▶ _EXERCISE DETAILS_
Set every record down verbatim and omit the pictures.

◆ ◆ ◆ ◆ ◆

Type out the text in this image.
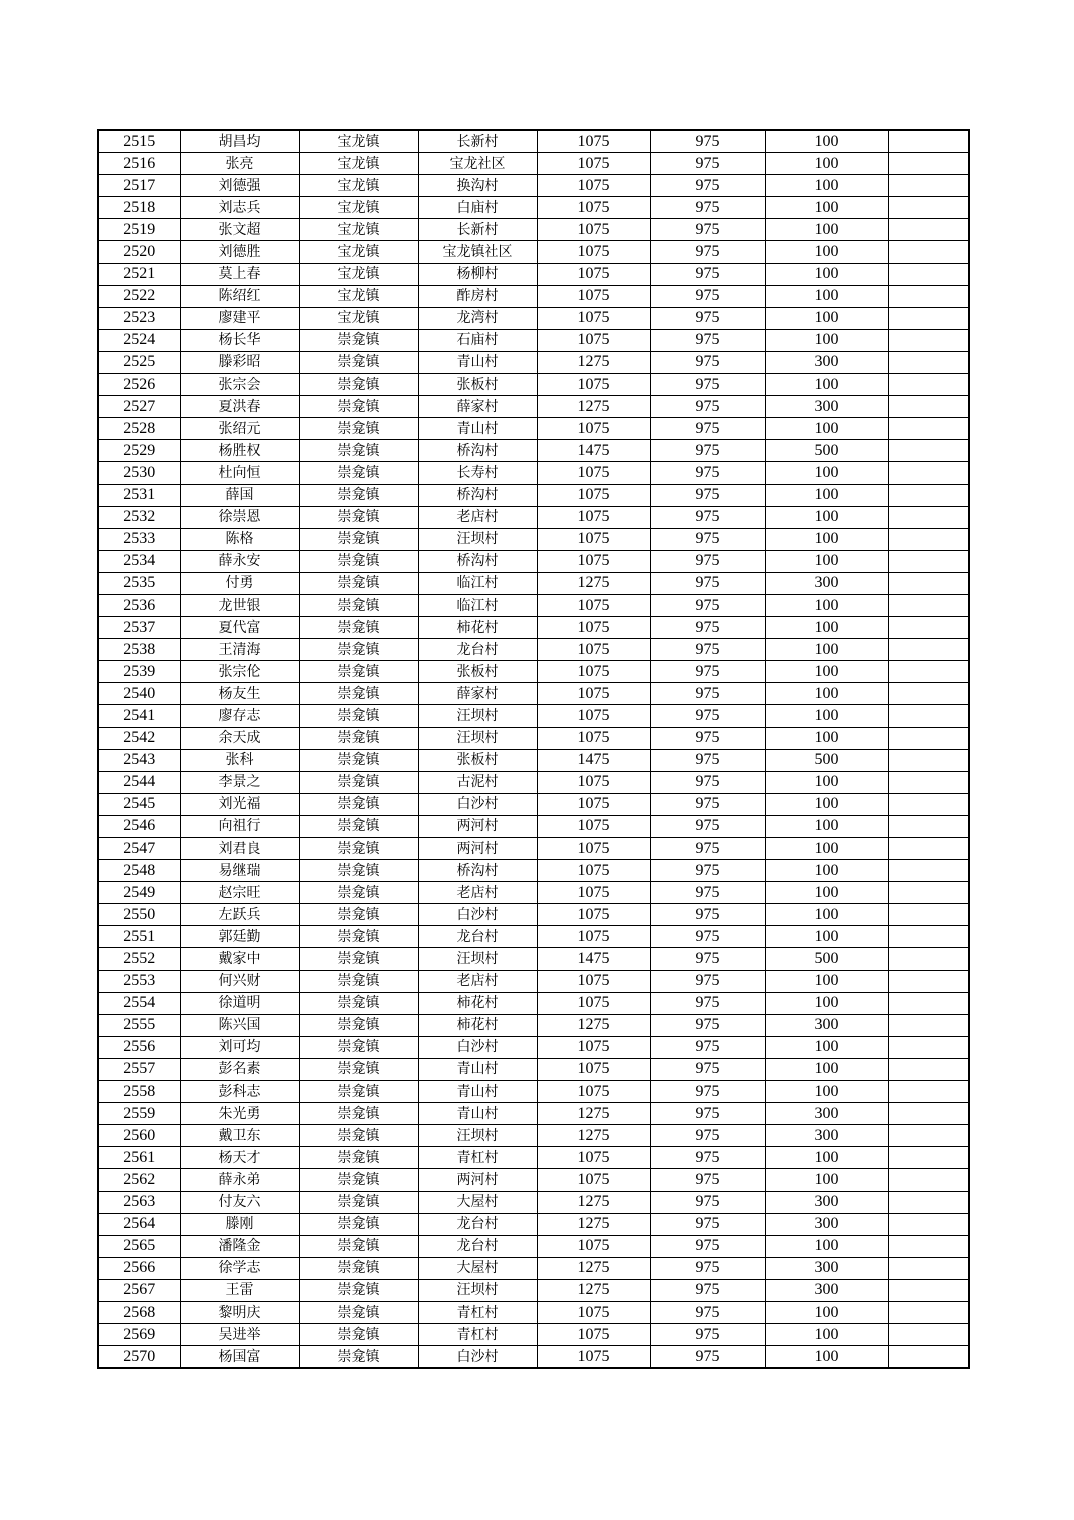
2515	胡昌均	宝龙镇	长新村	1075	975	100	
2516	张亮	宝龙镇	宝龙社区	1075	975	100	
2517	刘德强	宝龙镇	换沟村	1075	975	100	
2518	刘志兵	宝龙镇	白庙村	1075	975	100	
2519	张文超	宝龙镇	长新村	1075	975	100	
2520	刘德胜	宝龙镇	宝龙镇社区	1075	975	100	
2521	莫上春	宝龙镇	杨柳村	1075	975	100	
2522	陈绍红	宝龙镇	酢房村	1075	975	100	
2523	廖建平	宝龙镇	龙湾村	1075	975	100	
2524	杨长华	崇龛镇	石庙村	1075	975	100	
2525	滕彩昭	崇龛镇	青山村	1275	975	300	
2526	张宗会	崇龛镇	张板村	1075	975	100	
2527	夏洪春	崇龛镇	薛家村	1275	975	300	
2528	张绍元	崇龛镇	青山村	1075	975	100	
2529	杨胜权	崇龛镇	桥沟村	1475	975	500	
2530	杜向恒	崇龛镇	长寿村	1075	975	100	
2531	薛国	崇龛镇	桥沟村	1075	975	100	
2532	徐崇恩	崇龛镇	老店村	1075	975	100	
2533	陈格	崇龛镇	汪坝村	1075	975	100	
2534	薛永安	崇龛镇	桥沟村	1075	975	100	
2535	付勇	崇龛镇	临江村	1275	975	300	
2536	龙世银	崇龛镇	临江村	1075	975	100	
2537	夏代富	崇龛镇	柿花村	1075	975	100	
2538	王清海	崇龛镇	龙台村	1075	975	100	
2539	张宗伦	崇龛镇	张板村	1075	975	100	
2540	杨友生	崇龛镇	薛家村	1075	975	100	
2541	廖存志	崇龛镇	汪坝村	1075	975	100	
2542	余天成	崇龛镇	汪坝村	1075	975	100	
2543	张科	崇龛镇	张板村	1475	975	500	
2544	李景之	崇龛镇	古泥村	1075	975	100	
2545	刘光福	崇龛镇	白沙村	1075	975	100	
2546	向祖行	崇龛镇	两河村	1075	975	100	
2547	刘君良	崇龛镇	两河村	1075	975	100	
2548	易继瑞	崇龛镇	桥沟村	1075	975	100	
2549	赵宗旺	崇龛镇	老店村	1075	975	100	
2550	左跃兵	崇龛镇	白沙村	1075	975	100	
2551	郭廷勤	崇龛镇	龙台村	1075	975	100	
2552	戴家中	崇龛镇	汪坝村	1475	975	500	
2553	何兴财	崇龛镇	老店村	1075	975	100	
2554	徐道明	崇龛镇	柿花村	1075	975	100	
2555	陈兴国	崇龛镇	柿花村	1275	975	300	
2556	刘可均	崇龛镇	白沙村	1075	975	100	
2557	彭名素	崇龛镇	青山村	1075	975	100	
2558	彭科志	崇龛镇	青山村	1075	975	100	
2559	朱光勇	崇龛镇	青山村	1275	975	300	
2560	戴卫东	崇龛镇	汪坝村	1275	975	300	
2561	杨天才	崇龛镇	青杠村	1075	975	100	
2562	薛永弟	崇龛镇	两河村	1075	975	100	
2563	付友六	崇龛镇	大屋村	1275	975	300	
2564	滕刚	崇龛镇	龙台村	1275	975	300	
2565	潘隆金	崇龛镇	龙台村	1075	975	100	
2566	徐学志	崇龛镇	大屋村	1275	975	300	
2567	王雷	崇龛镇	汪坝村	1275	975	300	
2568	黎明庆	崇龛镇	青杠村	1075	975	100	
2569	吴进举	崇龛镇	青杠村	1075	975	100	
2570	杨国富	崇龛镇	白沙村	1075	975	100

◆ ◆ ◆ ◆ ◆

▶ _RESPONSE TO THIS TASK_
Type out the text in this image.
2515	胡昌均	宝龙镇	长新村	1075	975	100	
2516	张亮	宝龙镇	宝龙社区	1075	975	100	
2517	刘德强	宝龙镇	换沟村	1075	975	100	
2518	刘志兵	宝龙镇	白庙村	1075	975	100	
2519	张文超	宝龙镇	长新村	1075	975	100	
2520	刘德胜	宝龙镇	宝龙镇社区	1075	975	100	
2521	莫上春	宝龙镇	杨柳村	1075	975	100	
2522	陈绍红	宝龙镇	酢房村	1075	975	100	
2523	廖建平	宝龙镇	龙湾村	1075	975	100	
2524	杨长华	崇龛镇	石庙村	1075	975	100	
2525	滕彩昭	崇龛镇	青山村	1275	975	300	
2526	张宗会	崇龛镇	张板村	1075	975	100	
2527	夏洪春	崇龛镇	薛家村	1275	975	300	
2528	张绍元	崇龛镇	青山村	1075	975	100	
2529	杨胜权	崇龛镇	桥沟村	1475	975	500	
2530	杜向恒	崇龛镇	长寿村	1075	975	100	
2531	薛国	崇龛镇	桥沟村	1075	975	100	
2532	徐崇恩	崇龛镇	老店村	1075	975	100	
2533	陈格	崇龛镇	汪坝村	1075	975	100	
2534	薛永安	崇龛镇	桥沟村	1075	975	100	
2535	付勇	崇龛镇	临江村	1275	975	300	
2536	龙世银	崇龛镇	临江村	1075	975	100	
2537	夏代富	崇龛镇	柿花村	1075	975	100	
2538	王清海	崇龛镇	龙台村	1075	975	100	
2539	张宗伦	崇龛镇	张板村	1075	975	100	
2540	杨友生	崇龛镇	薛家村	1075	975	100	
2541	廖存志	崇龛镇	汪坝村	1075	975	100	
2542	余天成	崇龛镇	汪坝村	1075	975	100	
2543	张科	崇龛镇	张板村	1475	975	500	
2544	李景之	崇龛镇	古泥村	1075	975	100	
2545	刘光福	崇龛镇	白沙村	1075	975	100	
2546	向祖行	崇龛镇	两河村	1075	975	100	
2547	刘君良	崇龛镇	两河村	1075	975	100	
2548	易继瑞	崇龛镇	桥沟村	1075	975	100	
2549	赵宗旺	崇龛镇	老店村	1075	975	100	
2550	左跃兵	崇龛镇	白沙村	1075	975	100	
2551	郭廷勤	崇龛镇	龙台村	1075	975	100	
2552	戴家中	崇龛镇	汪坝村	1475	975	500	
2553	何兴财	崇龛镇	老店村	1075	975	100	
2554	徐道明	崇龛镇	柿花村	1075	975	100	
2555	陈兴国	崇龛镇	柿花村	1275	975	300	
2556	刘可均	崇龛镇	白沙村	1075	975	100	
2557	彭名素	崇龛镇	青山村	1075	975	100	
2558	彭科志	崇龛镇	青山村	1075	975	100	
2559	朱光勇	崇龛镇	青山村	1275	975	300	
2560	戴卫东	崇龛镇	汪坝村	1275	975	300	
2561	杨天才	崇龛镇	青杠村	1075	975	100	
2562	薛永弟	崇龛镇	两河村	1075	975	100	
2563	付友六	崇龛镇	大屋村	1275	975	300	
2564	滕刚	崇龛镇	龙台村	1275	975	300	
2565	潘隆金	崇龛镇	龙台村	1075	975	100	
2566	徐学志	崇龛镇	大屋村	1275	975	300	
2567	王雷	崇龛镇	汪坝村	1275	975	300	
2568	黎明庆	崇龛镇	青杠村	1075	975	100	
2569	吴进举	崇龛镇	青杠村	1075	975	100	
2570	杨国富	崇龛镇	白沙村	1075	975	100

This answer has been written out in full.